--- AIM OF THE TASK ---
Gather all lines in the entries below that include the word "ylabel".

--- RECORDS TO PROCESS ---
---+---

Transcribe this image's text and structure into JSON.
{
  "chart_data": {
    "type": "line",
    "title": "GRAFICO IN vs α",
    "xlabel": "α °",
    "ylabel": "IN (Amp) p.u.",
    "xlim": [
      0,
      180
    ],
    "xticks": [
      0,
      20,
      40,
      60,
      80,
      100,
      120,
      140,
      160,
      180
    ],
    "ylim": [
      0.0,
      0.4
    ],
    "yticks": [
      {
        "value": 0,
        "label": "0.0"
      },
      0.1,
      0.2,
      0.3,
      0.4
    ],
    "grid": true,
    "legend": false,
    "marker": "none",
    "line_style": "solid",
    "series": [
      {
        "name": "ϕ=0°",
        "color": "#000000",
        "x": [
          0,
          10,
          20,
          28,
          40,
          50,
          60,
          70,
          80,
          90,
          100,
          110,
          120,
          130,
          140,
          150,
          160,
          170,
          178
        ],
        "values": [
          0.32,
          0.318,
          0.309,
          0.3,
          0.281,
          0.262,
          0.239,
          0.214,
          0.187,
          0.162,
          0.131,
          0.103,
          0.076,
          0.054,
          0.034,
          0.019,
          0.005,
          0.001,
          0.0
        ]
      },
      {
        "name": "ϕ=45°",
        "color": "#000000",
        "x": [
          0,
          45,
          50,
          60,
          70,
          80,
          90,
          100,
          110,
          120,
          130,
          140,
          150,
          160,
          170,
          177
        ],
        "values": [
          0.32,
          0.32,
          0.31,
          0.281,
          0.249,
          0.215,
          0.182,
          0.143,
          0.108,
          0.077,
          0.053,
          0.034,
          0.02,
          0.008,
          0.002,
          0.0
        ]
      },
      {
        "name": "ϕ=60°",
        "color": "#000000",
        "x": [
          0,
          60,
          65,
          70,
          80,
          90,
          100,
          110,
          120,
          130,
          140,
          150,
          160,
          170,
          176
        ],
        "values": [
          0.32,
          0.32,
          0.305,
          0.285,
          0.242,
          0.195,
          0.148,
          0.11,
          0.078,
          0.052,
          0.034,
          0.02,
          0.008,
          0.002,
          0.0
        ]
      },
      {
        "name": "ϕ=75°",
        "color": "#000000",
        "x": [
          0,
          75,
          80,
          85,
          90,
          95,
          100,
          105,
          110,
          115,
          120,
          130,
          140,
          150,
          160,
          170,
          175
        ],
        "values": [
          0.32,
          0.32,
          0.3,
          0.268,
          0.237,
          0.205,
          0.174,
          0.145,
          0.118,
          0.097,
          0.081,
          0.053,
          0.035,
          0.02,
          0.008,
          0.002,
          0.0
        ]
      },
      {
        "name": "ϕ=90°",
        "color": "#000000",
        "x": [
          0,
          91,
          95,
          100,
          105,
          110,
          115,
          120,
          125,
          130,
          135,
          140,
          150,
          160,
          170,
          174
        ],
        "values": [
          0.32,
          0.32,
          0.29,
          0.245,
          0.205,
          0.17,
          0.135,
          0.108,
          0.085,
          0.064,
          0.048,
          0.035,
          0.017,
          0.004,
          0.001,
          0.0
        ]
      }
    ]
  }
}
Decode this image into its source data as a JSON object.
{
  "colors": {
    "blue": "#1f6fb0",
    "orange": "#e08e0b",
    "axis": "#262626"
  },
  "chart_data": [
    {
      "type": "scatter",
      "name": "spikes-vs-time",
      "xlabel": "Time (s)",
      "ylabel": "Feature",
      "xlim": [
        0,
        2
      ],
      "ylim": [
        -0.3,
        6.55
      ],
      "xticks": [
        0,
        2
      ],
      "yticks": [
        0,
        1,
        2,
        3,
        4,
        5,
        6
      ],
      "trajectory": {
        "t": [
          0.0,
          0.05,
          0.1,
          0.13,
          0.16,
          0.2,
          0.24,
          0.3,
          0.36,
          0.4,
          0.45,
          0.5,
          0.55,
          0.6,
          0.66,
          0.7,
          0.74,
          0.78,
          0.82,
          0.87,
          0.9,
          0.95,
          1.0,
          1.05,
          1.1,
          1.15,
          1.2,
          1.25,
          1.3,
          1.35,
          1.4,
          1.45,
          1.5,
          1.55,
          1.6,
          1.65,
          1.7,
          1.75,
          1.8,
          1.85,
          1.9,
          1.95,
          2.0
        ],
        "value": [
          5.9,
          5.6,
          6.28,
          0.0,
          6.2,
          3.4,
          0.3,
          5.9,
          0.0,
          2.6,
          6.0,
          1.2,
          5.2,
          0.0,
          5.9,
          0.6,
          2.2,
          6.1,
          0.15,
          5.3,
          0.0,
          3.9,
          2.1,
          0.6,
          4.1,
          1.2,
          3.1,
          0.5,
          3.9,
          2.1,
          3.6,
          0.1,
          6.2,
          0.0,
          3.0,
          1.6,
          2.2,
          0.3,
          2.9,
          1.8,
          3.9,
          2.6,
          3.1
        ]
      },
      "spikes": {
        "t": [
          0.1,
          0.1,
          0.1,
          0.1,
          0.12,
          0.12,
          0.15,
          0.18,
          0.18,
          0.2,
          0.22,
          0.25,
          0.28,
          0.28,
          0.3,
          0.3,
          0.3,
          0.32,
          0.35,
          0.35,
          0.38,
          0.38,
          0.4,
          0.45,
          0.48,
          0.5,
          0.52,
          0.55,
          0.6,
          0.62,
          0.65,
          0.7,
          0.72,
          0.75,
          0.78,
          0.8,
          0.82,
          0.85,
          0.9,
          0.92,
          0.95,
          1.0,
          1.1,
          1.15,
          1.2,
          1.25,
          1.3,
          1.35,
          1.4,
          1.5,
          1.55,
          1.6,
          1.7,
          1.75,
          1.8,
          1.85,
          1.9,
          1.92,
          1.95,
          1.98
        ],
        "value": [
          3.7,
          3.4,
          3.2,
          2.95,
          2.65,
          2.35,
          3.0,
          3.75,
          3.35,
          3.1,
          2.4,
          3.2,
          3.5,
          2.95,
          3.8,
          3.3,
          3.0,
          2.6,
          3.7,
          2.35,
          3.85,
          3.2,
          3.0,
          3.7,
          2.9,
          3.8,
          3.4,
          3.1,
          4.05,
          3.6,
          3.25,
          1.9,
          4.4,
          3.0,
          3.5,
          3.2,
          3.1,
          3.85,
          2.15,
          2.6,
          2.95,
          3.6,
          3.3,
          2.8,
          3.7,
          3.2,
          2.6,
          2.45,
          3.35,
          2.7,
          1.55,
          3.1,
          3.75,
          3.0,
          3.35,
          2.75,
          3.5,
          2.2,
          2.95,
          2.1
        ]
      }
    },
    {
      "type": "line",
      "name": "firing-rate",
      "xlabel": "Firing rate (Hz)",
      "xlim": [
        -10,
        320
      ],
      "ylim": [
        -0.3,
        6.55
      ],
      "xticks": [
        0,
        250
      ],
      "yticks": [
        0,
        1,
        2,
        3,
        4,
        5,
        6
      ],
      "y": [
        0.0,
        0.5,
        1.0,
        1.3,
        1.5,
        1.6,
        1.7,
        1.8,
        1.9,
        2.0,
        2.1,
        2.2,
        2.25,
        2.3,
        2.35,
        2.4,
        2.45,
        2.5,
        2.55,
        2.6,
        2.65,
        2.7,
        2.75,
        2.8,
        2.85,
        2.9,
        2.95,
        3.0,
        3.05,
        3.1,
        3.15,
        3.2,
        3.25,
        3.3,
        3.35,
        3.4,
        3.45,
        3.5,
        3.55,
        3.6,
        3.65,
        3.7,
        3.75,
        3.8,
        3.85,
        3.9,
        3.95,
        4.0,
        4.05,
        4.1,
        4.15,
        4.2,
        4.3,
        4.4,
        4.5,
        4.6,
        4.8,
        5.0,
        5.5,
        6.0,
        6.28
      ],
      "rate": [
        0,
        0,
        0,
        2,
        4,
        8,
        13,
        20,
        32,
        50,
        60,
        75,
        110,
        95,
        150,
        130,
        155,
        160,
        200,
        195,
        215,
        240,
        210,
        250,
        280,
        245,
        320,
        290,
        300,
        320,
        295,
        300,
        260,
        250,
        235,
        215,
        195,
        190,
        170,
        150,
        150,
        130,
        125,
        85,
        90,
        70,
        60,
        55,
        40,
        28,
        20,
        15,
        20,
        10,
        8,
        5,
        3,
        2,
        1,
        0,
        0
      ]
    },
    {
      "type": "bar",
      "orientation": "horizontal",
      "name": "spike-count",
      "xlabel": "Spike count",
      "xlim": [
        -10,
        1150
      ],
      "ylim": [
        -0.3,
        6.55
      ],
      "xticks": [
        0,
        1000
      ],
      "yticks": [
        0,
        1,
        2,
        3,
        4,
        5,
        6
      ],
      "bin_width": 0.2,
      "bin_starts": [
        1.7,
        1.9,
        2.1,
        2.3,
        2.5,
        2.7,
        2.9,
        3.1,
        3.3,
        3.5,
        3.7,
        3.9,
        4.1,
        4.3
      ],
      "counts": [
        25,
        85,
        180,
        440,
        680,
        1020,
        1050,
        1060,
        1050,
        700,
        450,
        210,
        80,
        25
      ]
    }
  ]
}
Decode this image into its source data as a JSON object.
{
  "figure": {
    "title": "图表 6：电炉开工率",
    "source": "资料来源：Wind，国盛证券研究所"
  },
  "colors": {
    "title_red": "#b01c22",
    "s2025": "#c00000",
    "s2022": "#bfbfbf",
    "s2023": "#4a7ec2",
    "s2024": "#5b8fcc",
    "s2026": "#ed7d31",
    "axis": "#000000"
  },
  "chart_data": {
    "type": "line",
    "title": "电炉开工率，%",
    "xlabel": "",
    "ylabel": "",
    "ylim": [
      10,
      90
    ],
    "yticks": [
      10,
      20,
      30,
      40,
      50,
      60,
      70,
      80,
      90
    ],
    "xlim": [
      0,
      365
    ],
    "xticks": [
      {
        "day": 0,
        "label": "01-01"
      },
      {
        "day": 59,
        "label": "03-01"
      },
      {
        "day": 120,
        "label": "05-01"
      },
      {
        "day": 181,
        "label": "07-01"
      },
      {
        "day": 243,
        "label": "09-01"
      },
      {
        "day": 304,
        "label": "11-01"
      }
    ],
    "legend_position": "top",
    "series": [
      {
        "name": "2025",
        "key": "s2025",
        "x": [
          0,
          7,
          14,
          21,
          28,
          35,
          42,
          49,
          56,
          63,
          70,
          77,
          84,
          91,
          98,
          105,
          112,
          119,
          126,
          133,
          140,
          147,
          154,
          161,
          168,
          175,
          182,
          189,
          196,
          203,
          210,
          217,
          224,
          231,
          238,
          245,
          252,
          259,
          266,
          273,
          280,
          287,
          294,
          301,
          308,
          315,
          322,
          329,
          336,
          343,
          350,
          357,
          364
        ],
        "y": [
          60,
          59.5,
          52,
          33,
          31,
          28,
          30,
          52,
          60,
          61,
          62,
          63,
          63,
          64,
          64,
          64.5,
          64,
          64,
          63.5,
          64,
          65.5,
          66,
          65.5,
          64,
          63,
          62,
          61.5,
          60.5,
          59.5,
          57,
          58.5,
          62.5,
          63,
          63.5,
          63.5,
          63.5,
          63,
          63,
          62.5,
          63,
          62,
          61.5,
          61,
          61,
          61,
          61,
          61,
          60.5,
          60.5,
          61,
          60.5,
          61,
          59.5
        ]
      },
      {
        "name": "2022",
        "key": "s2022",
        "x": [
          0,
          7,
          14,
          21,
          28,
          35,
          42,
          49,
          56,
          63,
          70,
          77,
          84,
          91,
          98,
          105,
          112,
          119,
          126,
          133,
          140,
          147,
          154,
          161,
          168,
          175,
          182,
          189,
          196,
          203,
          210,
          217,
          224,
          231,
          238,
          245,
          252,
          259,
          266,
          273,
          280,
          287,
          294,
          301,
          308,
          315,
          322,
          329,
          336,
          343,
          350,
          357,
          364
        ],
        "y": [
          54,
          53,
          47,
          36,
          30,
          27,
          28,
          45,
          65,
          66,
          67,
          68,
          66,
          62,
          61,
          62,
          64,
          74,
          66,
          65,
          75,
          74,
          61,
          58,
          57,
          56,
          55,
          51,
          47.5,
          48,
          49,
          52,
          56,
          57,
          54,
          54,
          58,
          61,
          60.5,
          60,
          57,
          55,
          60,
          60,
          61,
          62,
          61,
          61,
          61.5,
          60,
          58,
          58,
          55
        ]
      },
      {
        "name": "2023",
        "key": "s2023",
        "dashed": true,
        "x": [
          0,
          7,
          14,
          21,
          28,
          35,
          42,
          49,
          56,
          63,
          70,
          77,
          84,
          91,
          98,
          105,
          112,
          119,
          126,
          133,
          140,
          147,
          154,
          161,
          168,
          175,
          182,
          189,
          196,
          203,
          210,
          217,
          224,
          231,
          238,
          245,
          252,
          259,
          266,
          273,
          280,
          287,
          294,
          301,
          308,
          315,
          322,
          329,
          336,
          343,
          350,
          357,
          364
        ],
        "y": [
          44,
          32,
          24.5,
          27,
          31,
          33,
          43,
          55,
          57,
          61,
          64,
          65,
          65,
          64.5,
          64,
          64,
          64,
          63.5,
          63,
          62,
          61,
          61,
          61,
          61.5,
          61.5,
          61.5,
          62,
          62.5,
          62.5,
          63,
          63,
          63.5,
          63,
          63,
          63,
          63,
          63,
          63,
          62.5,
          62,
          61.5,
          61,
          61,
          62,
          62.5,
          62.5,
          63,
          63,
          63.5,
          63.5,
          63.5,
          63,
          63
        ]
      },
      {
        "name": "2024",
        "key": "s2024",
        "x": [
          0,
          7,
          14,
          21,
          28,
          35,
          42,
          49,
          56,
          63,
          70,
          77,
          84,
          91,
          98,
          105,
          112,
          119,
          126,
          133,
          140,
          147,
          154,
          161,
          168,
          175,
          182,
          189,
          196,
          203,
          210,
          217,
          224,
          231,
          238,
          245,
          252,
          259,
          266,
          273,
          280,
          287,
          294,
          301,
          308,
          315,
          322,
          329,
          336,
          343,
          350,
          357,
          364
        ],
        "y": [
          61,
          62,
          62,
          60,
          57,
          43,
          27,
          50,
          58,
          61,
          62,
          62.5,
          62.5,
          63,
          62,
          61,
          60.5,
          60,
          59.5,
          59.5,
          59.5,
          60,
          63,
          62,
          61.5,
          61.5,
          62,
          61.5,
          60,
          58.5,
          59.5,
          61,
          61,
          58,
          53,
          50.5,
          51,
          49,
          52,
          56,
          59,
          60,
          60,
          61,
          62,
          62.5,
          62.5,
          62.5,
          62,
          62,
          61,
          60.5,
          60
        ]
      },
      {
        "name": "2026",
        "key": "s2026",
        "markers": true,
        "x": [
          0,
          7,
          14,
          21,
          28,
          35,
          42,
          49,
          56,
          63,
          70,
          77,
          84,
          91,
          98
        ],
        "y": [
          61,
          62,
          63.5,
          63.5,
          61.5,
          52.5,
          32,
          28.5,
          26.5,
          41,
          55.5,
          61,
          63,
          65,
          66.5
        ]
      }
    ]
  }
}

---+---

--- WORKED ANSWER ---
    "ylabel": "IN (Amp) p.u.",
      "ylabel": "Feature",
    "ylabel": "",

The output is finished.